### PAGE EXTRACT
————————

The October diploma proved to be too little, too late: it neither satisfied the nobles nor, in particular, the people of the Kingdom of Hungary. The 1861 February Patent made further concessions, again failing to pacify Hungary.

Hungary had come close to independence during the 1848 revolutions, had been beaten into submission only with the help of the Russian Empire, and had lived under what effectively was a military dictatorship ever since. In 1866, Austria was defeated in the Austro-Prussian War and lost its claim to being the leading German state, plunging the Habsburg dynasty and their German-speaking realms into an unprecedented identity crisis. The monarch's moral authority gravely damaged once more, unrest in Hungary threatened to erupt again. As a result, Franz Joseph granted Hungary all but full independence in the Austro-Hungarian Compromise of 1867. To prevent the empire's non-Hungarian ethnicities from demanding similar levels of autonomy, Franz Joseph then had to return to constitutionalism and vest the empire's peoples with participation rights in the legislative and administrative process.

==Abrogation==
As a result of Austria's defeat in World War I, Austria-Hungary collapsed in October 1918. Both the Kingdom of Hungary and the Slavic provinces of Cisleithania broke away from the German-speaking core lands to form modern nation states. Many of the institutions established by the December Constitution collapsed; in particular, the Imperial Council could no longer function. Many of the provisions of the Constitution became moot outright. It was obvious the emerging rump state would need a new legal framework. On 21 October 1918, parliamentarians from the German-speaking regions convened to form a Provisional National Assembly (Provisorische Nationalversammlung) to manage this transition.

————————

### PROBLEMS TO SOLVE
1. In the passage on the December Constitution, why did Franz Joseph return to constitutionalism after the Austro-Hungarian Compromise of 1867?
2. Continue the passage on the December Constitution from its final sentence, about the Provisional National Assembly.

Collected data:
————————

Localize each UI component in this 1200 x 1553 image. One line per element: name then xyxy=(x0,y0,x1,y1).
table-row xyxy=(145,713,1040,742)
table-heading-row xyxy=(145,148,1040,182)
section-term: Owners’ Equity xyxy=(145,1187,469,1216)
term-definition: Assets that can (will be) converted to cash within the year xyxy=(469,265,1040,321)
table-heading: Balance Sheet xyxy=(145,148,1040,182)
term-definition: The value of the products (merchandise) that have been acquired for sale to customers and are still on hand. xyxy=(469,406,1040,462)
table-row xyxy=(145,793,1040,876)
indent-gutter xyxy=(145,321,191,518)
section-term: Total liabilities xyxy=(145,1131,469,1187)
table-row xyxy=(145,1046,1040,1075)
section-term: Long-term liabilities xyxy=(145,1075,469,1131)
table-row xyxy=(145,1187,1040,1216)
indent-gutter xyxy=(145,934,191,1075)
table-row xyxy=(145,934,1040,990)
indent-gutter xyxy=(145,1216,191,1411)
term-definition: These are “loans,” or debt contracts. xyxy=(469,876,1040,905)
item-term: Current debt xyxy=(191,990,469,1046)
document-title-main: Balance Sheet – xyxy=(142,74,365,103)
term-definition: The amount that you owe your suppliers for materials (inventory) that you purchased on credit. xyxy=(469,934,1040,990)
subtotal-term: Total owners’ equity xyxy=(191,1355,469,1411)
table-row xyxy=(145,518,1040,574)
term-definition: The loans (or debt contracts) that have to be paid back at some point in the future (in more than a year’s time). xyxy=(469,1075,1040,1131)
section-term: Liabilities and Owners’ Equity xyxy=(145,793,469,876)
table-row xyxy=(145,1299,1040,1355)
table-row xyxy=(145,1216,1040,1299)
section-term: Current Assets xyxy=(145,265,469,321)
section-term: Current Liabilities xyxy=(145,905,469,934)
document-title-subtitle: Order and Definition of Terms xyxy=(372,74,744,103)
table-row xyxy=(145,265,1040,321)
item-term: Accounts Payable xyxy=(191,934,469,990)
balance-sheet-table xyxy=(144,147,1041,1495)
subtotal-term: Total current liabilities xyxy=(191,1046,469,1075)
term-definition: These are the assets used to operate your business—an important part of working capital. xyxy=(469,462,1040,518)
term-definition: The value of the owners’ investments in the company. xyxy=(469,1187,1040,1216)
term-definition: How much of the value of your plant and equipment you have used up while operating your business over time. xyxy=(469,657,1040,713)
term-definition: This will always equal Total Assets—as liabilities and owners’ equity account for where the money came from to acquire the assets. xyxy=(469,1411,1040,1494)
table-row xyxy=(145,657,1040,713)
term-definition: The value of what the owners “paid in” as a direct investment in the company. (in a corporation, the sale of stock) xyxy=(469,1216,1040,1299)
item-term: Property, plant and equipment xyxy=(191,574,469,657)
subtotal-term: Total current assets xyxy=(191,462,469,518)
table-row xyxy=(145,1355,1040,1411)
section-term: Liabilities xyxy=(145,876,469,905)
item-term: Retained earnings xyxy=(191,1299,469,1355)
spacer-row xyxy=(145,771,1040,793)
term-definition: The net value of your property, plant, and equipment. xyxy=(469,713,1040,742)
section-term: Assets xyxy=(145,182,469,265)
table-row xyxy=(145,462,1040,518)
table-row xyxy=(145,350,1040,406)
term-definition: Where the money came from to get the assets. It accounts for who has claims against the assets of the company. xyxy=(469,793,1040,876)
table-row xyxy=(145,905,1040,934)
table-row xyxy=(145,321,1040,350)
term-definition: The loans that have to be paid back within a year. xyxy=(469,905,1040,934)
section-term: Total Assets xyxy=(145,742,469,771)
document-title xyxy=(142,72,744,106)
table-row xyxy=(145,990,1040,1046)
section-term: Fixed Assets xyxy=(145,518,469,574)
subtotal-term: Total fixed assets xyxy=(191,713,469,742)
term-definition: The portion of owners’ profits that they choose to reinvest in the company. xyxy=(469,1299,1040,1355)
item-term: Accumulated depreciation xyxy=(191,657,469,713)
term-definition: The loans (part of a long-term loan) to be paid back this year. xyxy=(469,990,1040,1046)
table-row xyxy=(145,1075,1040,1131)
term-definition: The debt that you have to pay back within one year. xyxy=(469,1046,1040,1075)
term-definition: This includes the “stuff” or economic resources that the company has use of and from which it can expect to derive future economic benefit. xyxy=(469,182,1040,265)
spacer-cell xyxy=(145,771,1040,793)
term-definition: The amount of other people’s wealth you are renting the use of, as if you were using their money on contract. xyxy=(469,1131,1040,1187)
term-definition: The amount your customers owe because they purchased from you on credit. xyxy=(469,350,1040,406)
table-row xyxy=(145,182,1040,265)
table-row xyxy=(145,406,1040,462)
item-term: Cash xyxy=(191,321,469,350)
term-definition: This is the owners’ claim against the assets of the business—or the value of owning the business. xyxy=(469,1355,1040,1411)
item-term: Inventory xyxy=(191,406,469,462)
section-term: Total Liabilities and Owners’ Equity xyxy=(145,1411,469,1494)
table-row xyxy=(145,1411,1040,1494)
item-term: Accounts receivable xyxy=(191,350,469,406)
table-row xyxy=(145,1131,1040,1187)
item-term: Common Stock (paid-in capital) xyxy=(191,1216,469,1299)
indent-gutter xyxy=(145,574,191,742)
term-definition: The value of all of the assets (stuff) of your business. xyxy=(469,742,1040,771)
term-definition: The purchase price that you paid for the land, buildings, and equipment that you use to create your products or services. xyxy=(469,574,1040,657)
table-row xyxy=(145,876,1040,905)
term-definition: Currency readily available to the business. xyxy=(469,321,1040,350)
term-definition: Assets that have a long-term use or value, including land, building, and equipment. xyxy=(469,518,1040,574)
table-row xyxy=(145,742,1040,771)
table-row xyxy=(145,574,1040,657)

————————

### SOLVED PROBLEMS
1. Franz Joseph returned to constitutionalism to keep the empire's non-Hungarian ethnicities from demanding the same level of autonomy that Hungary had received. He did this by giving the empire's peoples participation rights in the legislative and administrative process.

2.
On 30 October, the Assembly proclaimed a provisional constitution. The provisional constitution did little more than establish the Assembly as a provisional parliament, establish the parliament's three-member presidium as the provisional head of state, and set up a provisional cabinet. Even so, most of the articles of the December Constitution were thus implicitly abrogated.
The act did not include any catalogue of basic rights, although it was followed on the same day by a resolution abolishing censorship and establishing freedom of the press, leaving the Basic Law on the General Rights of Nationals on the books.

General elections on 16 February 1919 replaced the Provisional Assembly with a Constitutional Assembly (Konstituierende Nationalversammlung). On 1 October 1920, the Assembly passed the Federal Constitutional Law, confirming and formalizing the abrogation of the December Constitution.

The Law not containing any new bill of rights either, the Basic Law on the General Rights of Nationals in still in force.
Together with the 1955 Austrian State Treaty and the 1955 European Convention on Human Rights, ratified by Austria in 1958 and part of the country's body of constitutional law since 1964, it serves as Austria's bill of rights to this day.

In particular, the promise of equality in Austria's current constitution is modelled on the analogue provision in the statute.

==Literature==
- Berchtold, Klaus (1998): Verfassungsgeschichte der Republik Österreich. Springer. Vienna, Austria. ISBN 3-211-83188-6.
- Brauneder, Wilhelm (2005): Österreichische Verfassungsgeschichte. 10. Auflage. Manz. Vienna, Austria. ISBN 3-214-14875-3.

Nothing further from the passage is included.